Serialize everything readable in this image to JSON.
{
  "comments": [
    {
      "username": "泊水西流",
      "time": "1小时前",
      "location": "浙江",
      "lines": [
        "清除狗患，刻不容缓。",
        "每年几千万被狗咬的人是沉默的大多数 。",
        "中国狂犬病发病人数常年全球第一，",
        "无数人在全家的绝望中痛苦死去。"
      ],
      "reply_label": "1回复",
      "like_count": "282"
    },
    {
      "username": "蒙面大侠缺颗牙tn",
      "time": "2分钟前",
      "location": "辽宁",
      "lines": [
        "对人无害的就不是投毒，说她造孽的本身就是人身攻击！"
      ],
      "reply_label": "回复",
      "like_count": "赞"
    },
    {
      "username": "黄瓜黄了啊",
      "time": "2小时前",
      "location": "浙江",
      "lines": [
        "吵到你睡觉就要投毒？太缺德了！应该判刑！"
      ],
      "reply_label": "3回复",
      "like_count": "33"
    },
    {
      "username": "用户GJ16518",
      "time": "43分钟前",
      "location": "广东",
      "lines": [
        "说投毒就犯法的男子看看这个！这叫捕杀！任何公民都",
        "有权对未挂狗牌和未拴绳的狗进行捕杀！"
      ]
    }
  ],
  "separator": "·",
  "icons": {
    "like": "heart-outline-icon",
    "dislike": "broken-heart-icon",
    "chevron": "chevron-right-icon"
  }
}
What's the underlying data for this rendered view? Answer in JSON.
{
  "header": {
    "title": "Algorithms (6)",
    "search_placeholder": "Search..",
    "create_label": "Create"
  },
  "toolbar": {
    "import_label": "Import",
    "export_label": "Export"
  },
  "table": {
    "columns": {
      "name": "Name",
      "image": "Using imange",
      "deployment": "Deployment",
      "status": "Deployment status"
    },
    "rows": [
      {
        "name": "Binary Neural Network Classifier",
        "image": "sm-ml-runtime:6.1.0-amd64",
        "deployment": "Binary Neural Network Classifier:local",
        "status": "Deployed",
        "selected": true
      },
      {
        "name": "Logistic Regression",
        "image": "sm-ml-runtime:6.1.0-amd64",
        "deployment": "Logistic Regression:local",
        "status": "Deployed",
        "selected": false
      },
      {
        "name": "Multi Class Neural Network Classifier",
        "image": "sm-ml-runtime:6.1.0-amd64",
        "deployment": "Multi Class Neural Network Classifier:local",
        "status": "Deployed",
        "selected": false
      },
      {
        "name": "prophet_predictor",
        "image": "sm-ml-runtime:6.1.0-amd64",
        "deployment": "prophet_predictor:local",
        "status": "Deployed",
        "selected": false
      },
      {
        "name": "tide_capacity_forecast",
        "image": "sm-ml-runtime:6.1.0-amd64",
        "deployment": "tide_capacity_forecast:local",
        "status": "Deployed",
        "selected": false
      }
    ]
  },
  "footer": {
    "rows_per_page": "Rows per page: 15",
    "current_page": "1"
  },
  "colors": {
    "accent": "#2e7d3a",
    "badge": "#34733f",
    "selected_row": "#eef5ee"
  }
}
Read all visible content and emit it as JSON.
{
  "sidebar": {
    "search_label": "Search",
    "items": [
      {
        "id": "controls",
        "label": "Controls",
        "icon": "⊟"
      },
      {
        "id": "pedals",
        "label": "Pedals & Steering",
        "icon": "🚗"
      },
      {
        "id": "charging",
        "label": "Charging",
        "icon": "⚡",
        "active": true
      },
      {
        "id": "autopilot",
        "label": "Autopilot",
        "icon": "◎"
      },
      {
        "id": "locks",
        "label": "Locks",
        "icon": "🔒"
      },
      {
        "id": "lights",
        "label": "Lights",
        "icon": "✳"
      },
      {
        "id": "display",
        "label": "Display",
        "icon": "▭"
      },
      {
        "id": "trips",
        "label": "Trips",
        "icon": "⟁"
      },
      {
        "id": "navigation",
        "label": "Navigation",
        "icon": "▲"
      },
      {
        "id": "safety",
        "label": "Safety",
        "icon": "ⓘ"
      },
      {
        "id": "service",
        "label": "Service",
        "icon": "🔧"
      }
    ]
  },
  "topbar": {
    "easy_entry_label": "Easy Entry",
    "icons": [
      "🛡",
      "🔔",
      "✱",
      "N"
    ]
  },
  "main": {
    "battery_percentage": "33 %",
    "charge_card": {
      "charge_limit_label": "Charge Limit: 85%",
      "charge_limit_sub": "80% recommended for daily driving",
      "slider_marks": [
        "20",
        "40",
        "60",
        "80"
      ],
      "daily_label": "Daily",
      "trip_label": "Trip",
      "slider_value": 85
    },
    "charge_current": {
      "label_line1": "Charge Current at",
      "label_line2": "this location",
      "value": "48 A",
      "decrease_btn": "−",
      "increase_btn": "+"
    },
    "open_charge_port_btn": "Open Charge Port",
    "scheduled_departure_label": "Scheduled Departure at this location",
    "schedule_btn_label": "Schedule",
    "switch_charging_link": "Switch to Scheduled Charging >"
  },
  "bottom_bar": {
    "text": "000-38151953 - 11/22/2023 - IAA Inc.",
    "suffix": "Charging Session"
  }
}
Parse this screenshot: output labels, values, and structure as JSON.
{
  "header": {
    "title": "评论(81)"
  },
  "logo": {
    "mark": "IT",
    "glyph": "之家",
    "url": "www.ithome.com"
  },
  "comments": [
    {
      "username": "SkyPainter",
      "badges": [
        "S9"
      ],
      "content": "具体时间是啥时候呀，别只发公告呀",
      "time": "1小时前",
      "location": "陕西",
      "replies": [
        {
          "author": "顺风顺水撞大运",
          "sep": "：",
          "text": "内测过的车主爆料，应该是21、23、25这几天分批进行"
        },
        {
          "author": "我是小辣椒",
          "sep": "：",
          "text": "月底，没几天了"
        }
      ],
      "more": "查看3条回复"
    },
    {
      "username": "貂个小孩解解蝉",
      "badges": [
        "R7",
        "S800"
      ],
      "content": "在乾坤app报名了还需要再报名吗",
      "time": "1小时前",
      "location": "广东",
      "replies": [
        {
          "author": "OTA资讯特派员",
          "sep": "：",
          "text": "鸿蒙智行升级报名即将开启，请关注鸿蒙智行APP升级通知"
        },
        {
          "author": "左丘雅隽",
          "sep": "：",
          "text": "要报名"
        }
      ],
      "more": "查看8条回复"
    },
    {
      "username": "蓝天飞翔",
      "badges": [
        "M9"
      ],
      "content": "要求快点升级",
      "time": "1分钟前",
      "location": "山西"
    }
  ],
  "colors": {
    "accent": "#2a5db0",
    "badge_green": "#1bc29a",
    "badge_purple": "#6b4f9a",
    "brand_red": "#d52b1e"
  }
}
* * * * * * *
Nothing in the data may differ; print all of it exactly as written.

Serialize everything readable in this image to JSON.
{
  "comments": [
    {
      "username": "泊水西流",
      "time": "1小时前",
      "location": "浙江",
      "lines": [
        "清除狗患，刻不容缓。",
        "每年几千万被狗咬的人是沉默的大多数 。",
        "中国狂犬病发病人数常年全球第一，",
        "无数人在全家的绝望中痛苦死去。"
      ],
      "reply_label": "1回复",
      "like_count": "282"
    },
    {
      "username": "蒙面大侠缺颗牙tn",
      "time": "2分钟前",
      "location": "辽宁",
      "lines": [
        "对人无害的就不是投毒，说她造孽的本身就是人身攻击！"
      ],
      "reply_label": "回复",
      "like_count": "赞"
    },
    {
      "username": "黄瓜黄了啊",
      "time": "2小时前",
      "location": "浙江",
      "lines": [
        "吵到你睡觉就要投毒？太缺德了！应该判刑！"
      ],
      "reply_label": "3回复",
      "like_count": "33"
    },
    {
      "username": "用户GJ16518",
      "time": "43分钟前",
      "location": "广东",
      "lines": [
        "说投毒就犯法的男子看看这个！这叫捕杀！任何公民都",
        "有权对未挂狗牌和未拴绳的狗进行捕杀！"
      ]
    }
  ],
  "separator": "·",
  "icons": {
    "like": "heart-outline-icon",
    "dislike": "broken-heart-icon",
    "chevron": "chevron-right-icon"
  }
}
What's the underlying data for this rendered view? Answer in JSON.
{
  "header": {
    "title": "Algorithms (6)",
    "search_placeholder": "Search..",
    "create_label": "Create"
  },
  "toolbar": {
    "import_label": "Import",
    "export_label": "Export"
  },
  "table": {
    "columns": {
      "name": "Name",
      "image": "Using imange",
      "deployment": "Deployment",
      "status": "Deployment status"
    },
    "rows": [
      {
        "name": "Binary Neural Network Classifier",
        "image": "sm-ml-runtime:6.1.0-amd64",
        "deployment": "Binary Neural Network Classifier:local",
        "status": "Deployed",
        "selected": true
      },
      {
        "name": "Logistic Regression",
        "image": "sm-ml-runtime:6.1.0-amd64",
        "deployment": "Logistic Regression:local",
        "status": "Deployed",
        "selected": false
      },
      {
        "name": "Multi Class Neural Network Classifier",
        "image": "sm-ml-runtime:6.1.0-amd64",
        "deployment": "Multi Class Neural Network Classifier:local",
        "status": "Deployed",
        "selected": false
      },
      {
        "name": "prophet_predictor",
        "image": "sm-ml-runtime:6.1.0-amd64",
        "deployment": "prophet_predictor:local",
        "status": "Deployed",
        "selected": false
      },
      {
        "name": "tide_capacity_forecast",
        "image": "sm-ml-runtime:6.1.0-amd64",
        "deployment": "tide_capacity_forecast:local",
        "status": "Deployed",
        "selected": false
      }
    ]
  },
  "footer": {
    "rows_per_page": "Rows per page: 15",
    "current_page": "1"
  },
  "colors": {
    "accent": "#2e7d3a",
    "badge": "#34733f",
    "selected_row": "#eef5ee"
  }
}
Read all visible content and emit it as JSON.
{
  "sidebar": {
    "search_label": "Search",
    "items": [
      {
        "id": "controls",
        "label": "Controls",
        "icon": "⊟"
      },
      {
        "id": "pedals",
        "label": "Pedals & Steering",
        "icon": "🚗"
      },
      {
        "id": "charging",
        "label": "Charging",
        "icon": "⚡",
        "active": true
      },
      {
        "id": "autopilot",
        "label": "Autopilot",
        "icon": "◎"
      },
      {
        "id": "locks",
        "label": "Locks",
        "icon": "🔒"
      },
      {
        "id": "lights",
        "label": "Lights",
        "icon": "✳"
      },
      {
        "id": "display",
        "label": "Display",
        "icon": "▭"
      },
      {
        "id": "trips",
        "label": "Trips",
        "icon": "⟁"
      },
      {
        "id": "navigation",
        "label": "Navigation",
        "icon": "▲"
      },
      {
        "id": "safety",
        "label": "Safety",
        "icon": "ⓘ"
      },
      {
        "id": "service",
        "label": "Service",
        "icon": "🔧"
      }
    ]
  },
  "topbar": {
    "easy_entry_label": "Easy Entry",
    "icons": [
      "🛡",
      "🔔",
      "✱",
      "N"
    ]
  },
  "main": {
    "battery_percentage": "33 %",
    "charge_card": {
      "charge_limit_label": "Charge Limit: 85%",
      "charge_limit_sub": "80% recommended for daily driving",
      "slider_marks": [
        "20",
        "40",
        "60",
        "80"
      ],
      "daily_label": "Daily",
      "trip_label": "Trip",
      "slider_value": 85
    },
    "charge_current": {
      "label_line1": "Charge Current at",
      "label_line2": "this location",
      "value": "48 A",
      "decrease_btn": "−",
      "increase_btn": "+"
    },
    "open_charge_port_btn": "Open Charge Port",
    "scheduled_departure_label": "Scheduled Departure at this location",
    "schedule_btn_label": "Schedule",
    "switch_charging_link": "Switch to Scheduled Charging >"
  },
  "bottom_bar": {
    "text": "000-38151953 - 11/22/2023 - IAA Inc.",
    "suffix": "Charging Session"
  }
}
Parse this screenshot: output labels, values, and structure as JSON.
{
  "header": {
    "title": "评论(81)"
  },
  "logo": {
    "mark": "IT",
    "glyph": "之家",
    "url": "www.ithome.com"
  },
  "comments": [
    {
      "username": "SkyPainter",
      "badges": [
        "S9"
      ],
      "content": "具体时间是啥时候呀，别只发公告呀",
      "time": "1小时前",
      "location": "陕西",
      "replies": [
        {
          "author": "顺风顺水撞大运",
          "sep": "：",
          "text": "内测过的车主爆料，应该是21、23、25这几天分批进行"
        },
        {
          "author": "我是小辣椒",
          "sep": "：",
          "text": "月底，没几天了"
        }
      ],
      "more": "查看3条回复"
    },
    {
      "username": "貂个小孩解解蝉",
      "badges": [
        "R7",
        "S800"
      ],
      "content": "在乾坤app报名了还需要再报名吗",
      "time": "1小时前",
      "location": "广东",
      "replies": [
        {
          "author": "OTA资讯特派员",
          "sep": "：",
          "text": "鸿蒙智行升级报名即将开启，请关注鸿蒙智行APP升级通知"
        },
        {
          "author": "左丘雅隽",
          "sep": "：",
          "text": "要报名"
        }
      ],
      "more": "查看8条回复"
    },
    {
      "username": "蓝天飞翔",
      "badges": [
        "M9"
      ],
      "content": "要求快点升级",
      "time": "1分钟前",
      "location": "山西"
    }
  ],
  "colors": {
    "accent": "#2a5db0",
    "badge_green": "#1bc29a",
    "badge_purple": "#6b4f9a",
    "brand_red": "#d52b1e"
  }
}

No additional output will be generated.